## [YOUR GOAL]
Look through the records below, and copy out every line that holds the string "values".

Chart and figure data
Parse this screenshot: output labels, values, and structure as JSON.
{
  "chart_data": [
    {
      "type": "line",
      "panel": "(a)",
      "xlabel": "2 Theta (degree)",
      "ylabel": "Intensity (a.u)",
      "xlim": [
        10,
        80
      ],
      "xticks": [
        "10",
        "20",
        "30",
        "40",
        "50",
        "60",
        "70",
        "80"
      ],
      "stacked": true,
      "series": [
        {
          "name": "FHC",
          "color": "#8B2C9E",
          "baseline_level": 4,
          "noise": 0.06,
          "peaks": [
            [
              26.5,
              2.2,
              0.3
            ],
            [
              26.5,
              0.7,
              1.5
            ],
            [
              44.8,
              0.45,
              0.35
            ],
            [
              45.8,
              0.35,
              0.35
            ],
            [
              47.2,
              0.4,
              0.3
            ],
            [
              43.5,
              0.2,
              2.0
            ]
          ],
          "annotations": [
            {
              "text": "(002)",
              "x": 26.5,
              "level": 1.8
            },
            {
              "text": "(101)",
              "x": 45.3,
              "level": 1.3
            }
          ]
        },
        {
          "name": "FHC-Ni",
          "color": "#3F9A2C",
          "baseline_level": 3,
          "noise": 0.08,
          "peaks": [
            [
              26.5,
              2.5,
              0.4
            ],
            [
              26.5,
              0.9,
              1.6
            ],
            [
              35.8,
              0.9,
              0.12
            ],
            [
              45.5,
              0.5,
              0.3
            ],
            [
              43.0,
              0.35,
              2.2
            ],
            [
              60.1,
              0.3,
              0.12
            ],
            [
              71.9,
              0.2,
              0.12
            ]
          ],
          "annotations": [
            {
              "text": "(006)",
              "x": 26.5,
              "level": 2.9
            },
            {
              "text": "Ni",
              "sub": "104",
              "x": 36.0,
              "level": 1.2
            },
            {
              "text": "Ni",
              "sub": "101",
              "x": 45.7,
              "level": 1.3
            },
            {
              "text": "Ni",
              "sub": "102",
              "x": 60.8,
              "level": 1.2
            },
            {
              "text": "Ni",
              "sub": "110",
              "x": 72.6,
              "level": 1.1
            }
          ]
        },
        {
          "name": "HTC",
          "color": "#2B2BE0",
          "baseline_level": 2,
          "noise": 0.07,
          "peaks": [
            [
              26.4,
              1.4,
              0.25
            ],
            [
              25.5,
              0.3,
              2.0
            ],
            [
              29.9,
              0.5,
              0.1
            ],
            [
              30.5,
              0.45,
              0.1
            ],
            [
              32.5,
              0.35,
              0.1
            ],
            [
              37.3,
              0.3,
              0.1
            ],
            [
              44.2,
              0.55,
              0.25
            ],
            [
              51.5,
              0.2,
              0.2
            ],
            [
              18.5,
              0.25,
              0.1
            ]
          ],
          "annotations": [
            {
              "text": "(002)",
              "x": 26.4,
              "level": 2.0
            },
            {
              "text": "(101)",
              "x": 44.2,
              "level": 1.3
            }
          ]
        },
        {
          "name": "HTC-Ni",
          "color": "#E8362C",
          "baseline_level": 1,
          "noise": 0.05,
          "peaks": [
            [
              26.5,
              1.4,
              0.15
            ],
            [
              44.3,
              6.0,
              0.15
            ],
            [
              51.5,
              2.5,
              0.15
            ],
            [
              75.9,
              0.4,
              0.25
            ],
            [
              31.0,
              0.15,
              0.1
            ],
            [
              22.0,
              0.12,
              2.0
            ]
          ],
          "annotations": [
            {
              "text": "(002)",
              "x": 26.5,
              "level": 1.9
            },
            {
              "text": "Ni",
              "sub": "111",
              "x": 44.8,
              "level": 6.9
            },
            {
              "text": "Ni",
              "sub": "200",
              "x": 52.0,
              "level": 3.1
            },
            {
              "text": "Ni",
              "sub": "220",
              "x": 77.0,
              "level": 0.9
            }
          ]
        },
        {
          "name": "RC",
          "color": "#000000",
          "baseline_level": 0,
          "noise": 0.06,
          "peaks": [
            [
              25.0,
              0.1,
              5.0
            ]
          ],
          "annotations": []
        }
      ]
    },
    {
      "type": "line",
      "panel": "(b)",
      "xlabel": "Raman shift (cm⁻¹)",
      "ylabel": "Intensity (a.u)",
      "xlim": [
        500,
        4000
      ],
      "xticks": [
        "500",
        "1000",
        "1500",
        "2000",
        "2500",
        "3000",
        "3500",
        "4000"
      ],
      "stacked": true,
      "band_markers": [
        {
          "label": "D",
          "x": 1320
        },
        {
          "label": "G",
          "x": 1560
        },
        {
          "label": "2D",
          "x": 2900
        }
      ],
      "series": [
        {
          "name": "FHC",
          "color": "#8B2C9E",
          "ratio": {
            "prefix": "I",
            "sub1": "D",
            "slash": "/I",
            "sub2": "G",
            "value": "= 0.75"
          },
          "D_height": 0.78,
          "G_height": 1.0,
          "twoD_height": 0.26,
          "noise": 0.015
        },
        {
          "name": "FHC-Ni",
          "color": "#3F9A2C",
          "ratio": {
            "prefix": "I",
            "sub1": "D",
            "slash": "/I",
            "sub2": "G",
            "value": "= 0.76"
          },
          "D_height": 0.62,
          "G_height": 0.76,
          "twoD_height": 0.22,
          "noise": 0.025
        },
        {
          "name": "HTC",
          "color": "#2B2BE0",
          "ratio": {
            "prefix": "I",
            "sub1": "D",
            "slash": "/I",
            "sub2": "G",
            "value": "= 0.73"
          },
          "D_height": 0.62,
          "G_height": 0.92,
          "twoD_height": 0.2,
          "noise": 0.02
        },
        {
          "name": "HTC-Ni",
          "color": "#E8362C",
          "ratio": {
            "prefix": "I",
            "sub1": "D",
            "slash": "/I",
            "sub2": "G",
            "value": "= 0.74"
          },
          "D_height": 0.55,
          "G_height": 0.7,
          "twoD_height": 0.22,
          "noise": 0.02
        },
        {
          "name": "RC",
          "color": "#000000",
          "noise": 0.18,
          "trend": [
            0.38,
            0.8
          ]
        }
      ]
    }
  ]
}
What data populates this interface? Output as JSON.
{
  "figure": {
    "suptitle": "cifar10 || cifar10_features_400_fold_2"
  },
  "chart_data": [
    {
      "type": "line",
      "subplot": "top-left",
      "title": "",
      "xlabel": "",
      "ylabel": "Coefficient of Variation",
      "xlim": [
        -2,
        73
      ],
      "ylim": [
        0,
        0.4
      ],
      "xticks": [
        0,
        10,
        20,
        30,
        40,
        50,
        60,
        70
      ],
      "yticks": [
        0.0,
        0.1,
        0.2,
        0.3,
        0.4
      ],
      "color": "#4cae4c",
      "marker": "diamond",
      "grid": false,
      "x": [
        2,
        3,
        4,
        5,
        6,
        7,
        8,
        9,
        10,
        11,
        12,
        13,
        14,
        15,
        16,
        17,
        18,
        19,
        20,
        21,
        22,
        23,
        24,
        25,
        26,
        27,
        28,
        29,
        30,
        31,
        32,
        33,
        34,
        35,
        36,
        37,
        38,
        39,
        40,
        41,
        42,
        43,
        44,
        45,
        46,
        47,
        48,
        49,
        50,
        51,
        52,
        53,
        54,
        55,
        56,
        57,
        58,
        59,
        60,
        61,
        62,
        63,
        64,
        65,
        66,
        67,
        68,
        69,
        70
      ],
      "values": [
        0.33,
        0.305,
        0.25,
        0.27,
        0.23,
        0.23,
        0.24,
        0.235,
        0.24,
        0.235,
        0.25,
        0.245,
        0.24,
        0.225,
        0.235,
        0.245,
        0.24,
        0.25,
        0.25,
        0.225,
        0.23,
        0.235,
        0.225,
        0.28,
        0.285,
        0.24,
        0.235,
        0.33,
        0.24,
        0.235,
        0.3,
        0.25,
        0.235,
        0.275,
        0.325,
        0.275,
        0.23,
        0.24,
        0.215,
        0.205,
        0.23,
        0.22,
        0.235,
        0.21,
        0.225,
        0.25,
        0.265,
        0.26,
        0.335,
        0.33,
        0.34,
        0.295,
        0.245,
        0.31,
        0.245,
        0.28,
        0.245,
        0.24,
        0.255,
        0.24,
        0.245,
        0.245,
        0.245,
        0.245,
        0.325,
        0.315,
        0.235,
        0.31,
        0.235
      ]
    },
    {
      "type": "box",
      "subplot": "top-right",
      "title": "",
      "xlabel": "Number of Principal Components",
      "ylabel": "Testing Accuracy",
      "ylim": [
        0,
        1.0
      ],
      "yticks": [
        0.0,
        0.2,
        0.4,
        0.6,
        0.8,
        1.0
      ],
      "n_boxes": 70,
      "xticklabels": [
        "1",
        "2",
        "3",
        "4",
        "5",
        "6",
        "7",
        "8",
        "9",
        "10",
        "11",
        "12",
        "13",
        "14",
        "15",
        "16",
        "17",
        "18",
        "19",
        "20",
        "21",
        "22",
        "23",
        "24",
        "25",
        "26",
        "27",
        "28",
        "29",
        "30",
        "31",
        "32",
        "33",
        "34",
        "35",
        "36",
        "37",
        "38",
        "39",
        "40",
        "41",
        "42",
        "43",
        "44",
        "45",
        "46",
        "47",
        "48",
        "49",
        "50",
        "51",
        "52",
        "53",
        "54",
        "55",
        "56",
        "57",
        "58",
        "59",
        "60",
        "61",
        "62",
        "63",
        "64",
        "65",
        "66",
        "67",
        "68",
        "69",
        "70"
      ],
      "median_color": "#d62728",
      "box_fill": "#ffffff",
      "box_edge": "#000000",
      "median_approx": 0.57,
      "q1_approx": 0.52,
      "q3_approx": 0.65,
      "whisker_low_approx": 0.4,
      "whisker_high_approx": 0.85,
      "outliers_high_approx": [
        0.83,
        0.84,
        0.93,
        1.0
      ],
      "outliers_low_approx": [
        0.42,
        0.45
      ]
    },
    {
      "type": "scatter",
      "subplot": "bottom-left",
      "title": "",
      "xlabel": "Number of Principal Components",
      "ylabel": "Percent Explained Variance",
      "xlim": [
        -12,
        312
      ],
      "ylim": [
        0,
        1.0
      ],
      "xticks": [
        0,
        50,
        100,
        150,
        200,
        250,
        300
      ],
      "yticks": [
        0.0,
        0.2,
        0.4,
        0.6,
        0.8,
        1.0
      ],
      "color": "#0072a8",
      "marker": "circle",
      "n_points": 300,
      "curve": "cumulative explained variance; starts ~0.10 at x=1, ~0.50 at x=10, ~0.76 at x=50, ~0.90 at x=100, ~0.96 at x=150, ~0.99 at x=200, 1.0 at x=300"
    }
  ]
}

## [RESULT OF THE EXERCISE]
Parse this screenshot: output labels, values, and structure as JSON.
      "values": [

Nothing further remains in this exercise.